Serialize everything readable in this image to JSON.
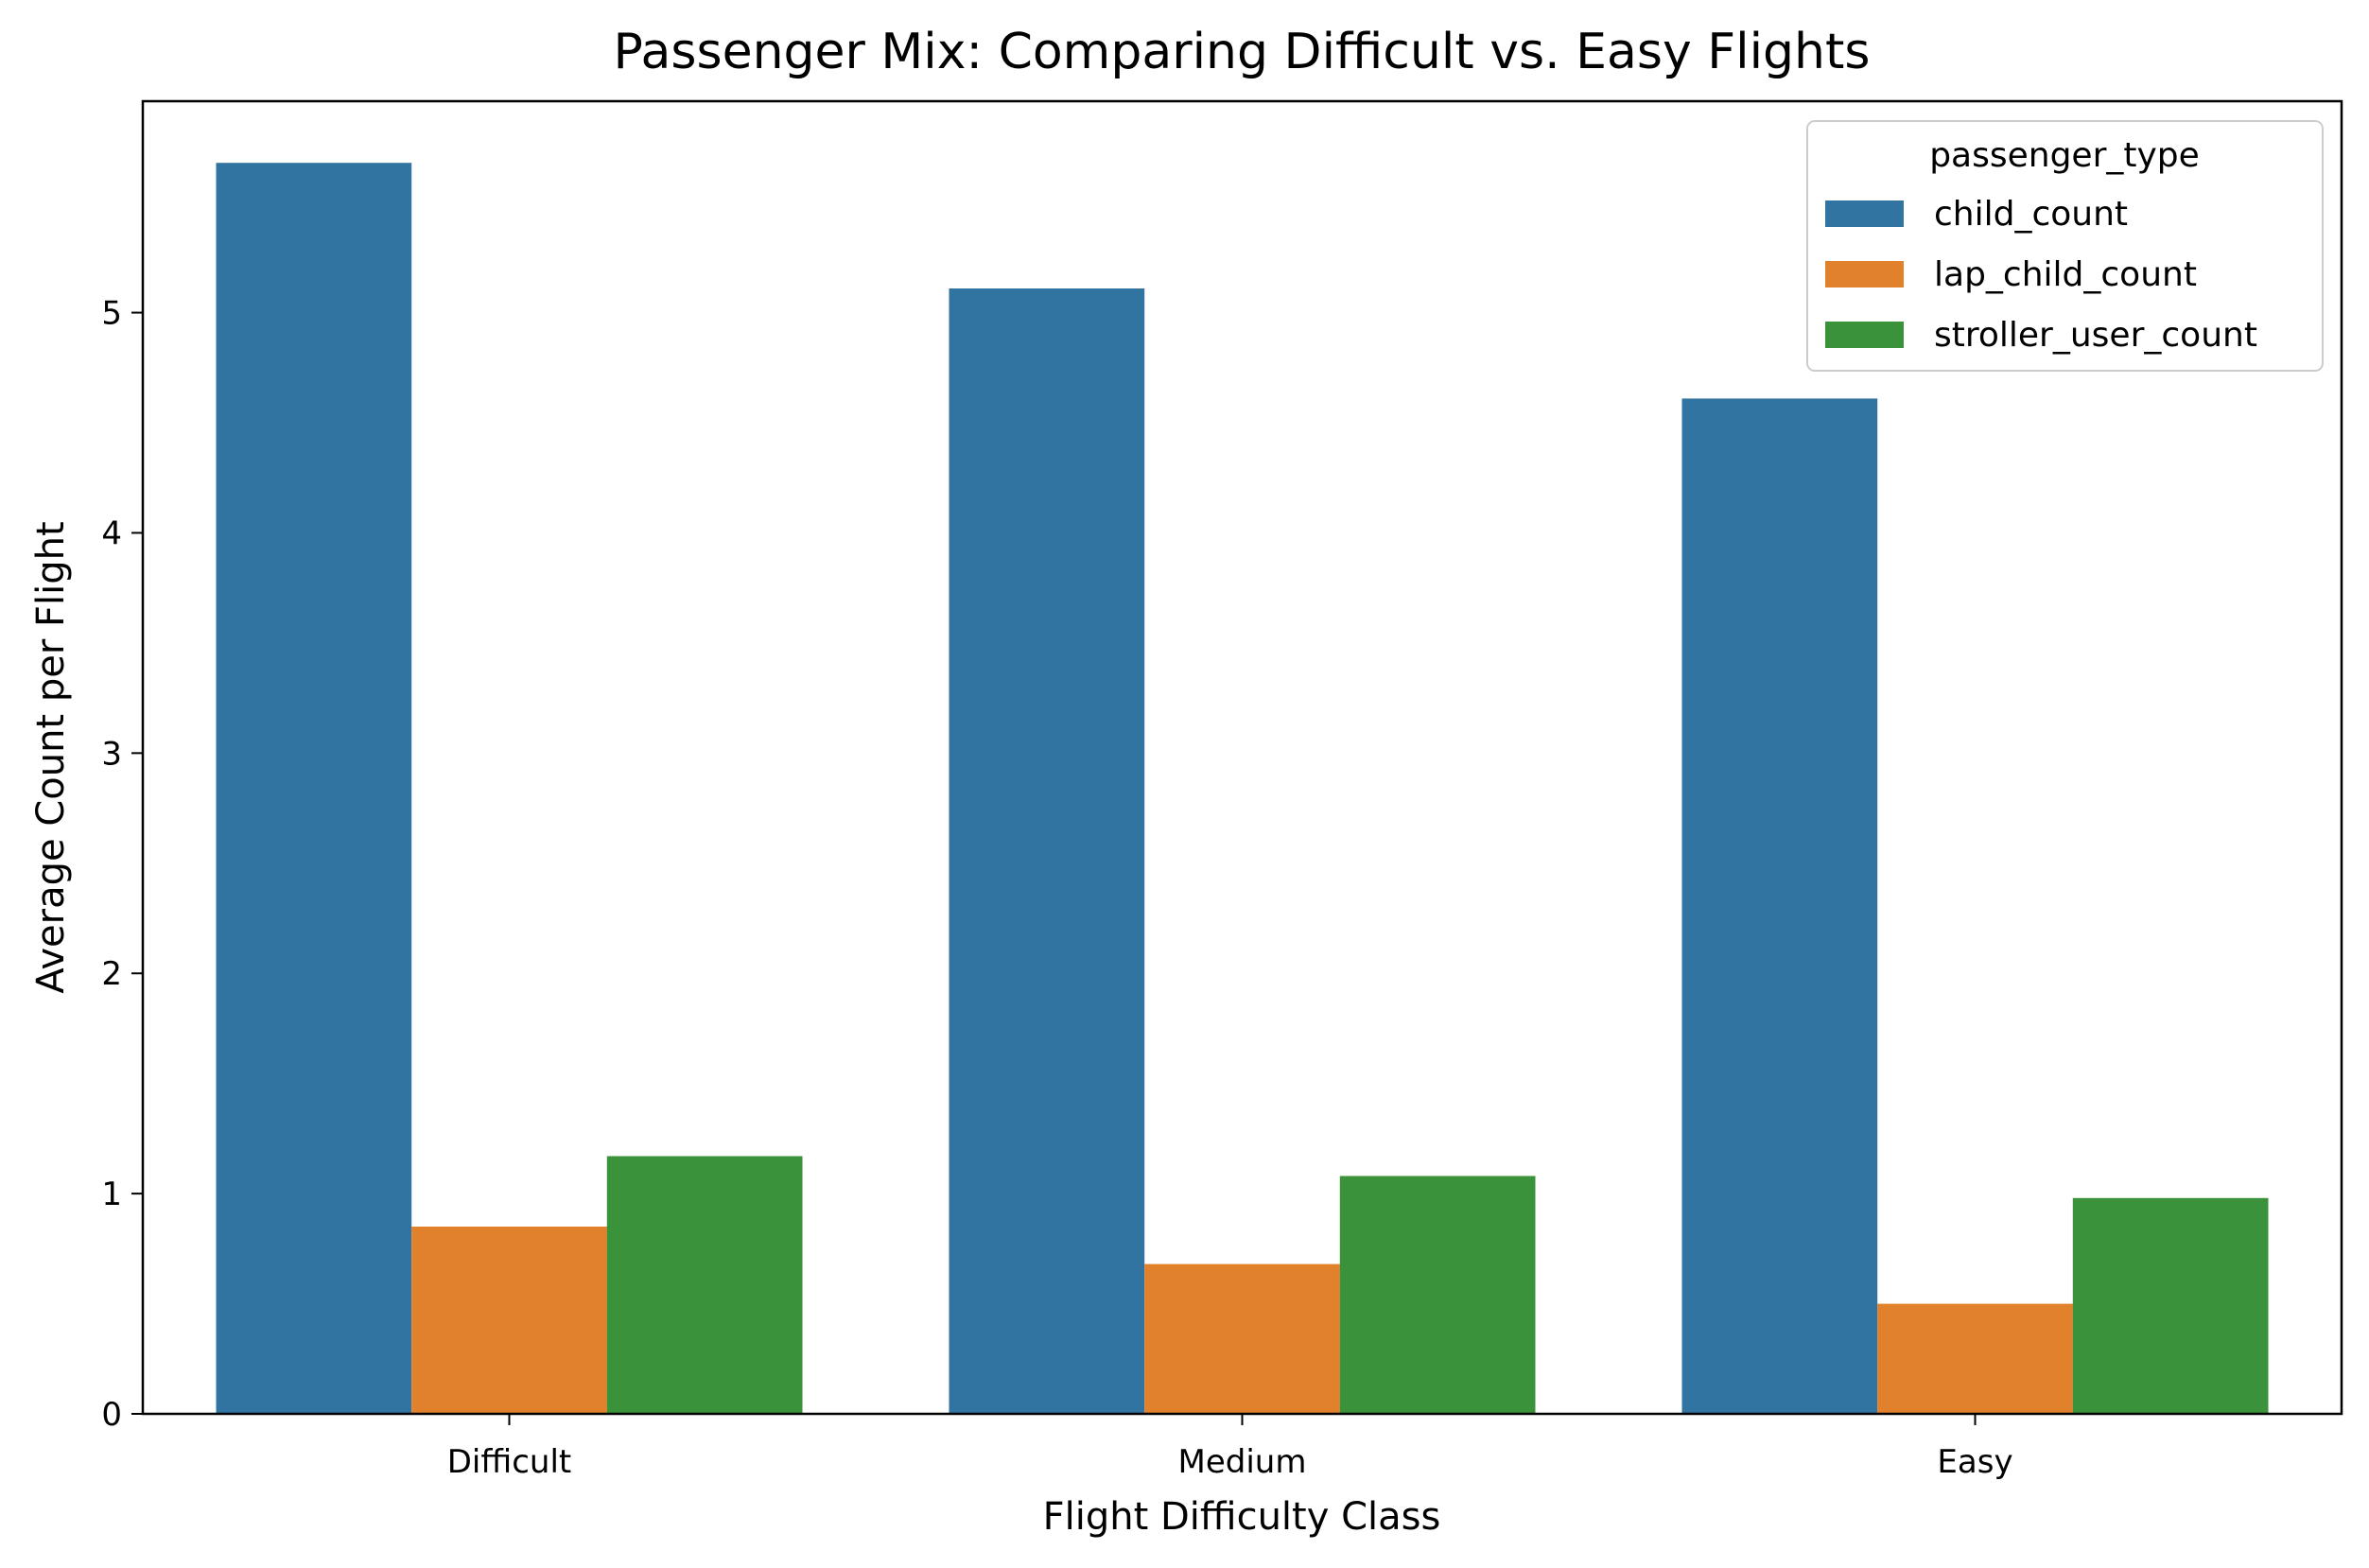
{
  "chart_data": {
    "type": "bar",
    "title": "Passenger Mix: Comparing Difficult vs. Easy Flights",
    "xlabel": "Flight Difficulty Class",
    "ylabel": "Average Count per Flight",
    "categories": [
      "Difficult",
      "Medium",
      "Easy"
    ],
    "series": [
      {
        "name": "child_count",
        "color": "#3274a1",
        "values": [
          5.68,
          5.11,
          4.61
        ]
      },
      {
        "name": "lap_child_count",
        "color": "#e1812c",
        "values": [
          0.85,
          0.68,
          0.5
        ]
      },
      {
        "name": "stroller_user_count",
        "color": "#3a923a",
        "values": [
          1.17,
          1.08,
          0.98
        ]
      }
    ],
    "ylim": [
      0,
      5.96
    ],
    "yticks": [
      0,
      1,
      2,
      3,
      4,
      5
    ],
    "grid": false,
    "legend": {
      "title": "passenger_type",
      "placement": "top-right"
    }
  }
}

--

WHAT NEEDS TO BE DONE:
Extract every line of the data exactly; pictures stay out.

EXERCISE ANSWER:
Serialize everything readable in this image to JSON.
{
  "chart_data": {
    "type": "bar",
    "title": "Passenger Mix: Comparing Difficult vs. Easy Flights",
    "xlabel": "Flight Difficulty Class",
    "ylabel": "Average Count per Flight",
    "categories": [
      "Difficult",
      "Medium",
      "Easy"
    ],
    "series": [
      {
        "name": "child_count",
        "color": "#3274a1",
        "values": [
          5.68,
          5.11,
          4.61
        ]
      },
      {
        "name": "lap_child_count",
        "color": "#e1812c",
        "values": [
          0.85,
          0.68,
          0.5
        ]
      },
      {
        "name": "stroller_user_count",
        "color": "#3a923a",
        "values": [
          1.17,
          1.08,
          0.98
        ]
      }
    ],
    "ylim": [
      0,
      5.96
    ],
    "yticks": [
      0,
      1,
      2,
      3,
      4,
      5
    ],
    "grid": false,
    "legend": {
      "title": "passenger_type",
      "placement": "top-right"
    }
  }
}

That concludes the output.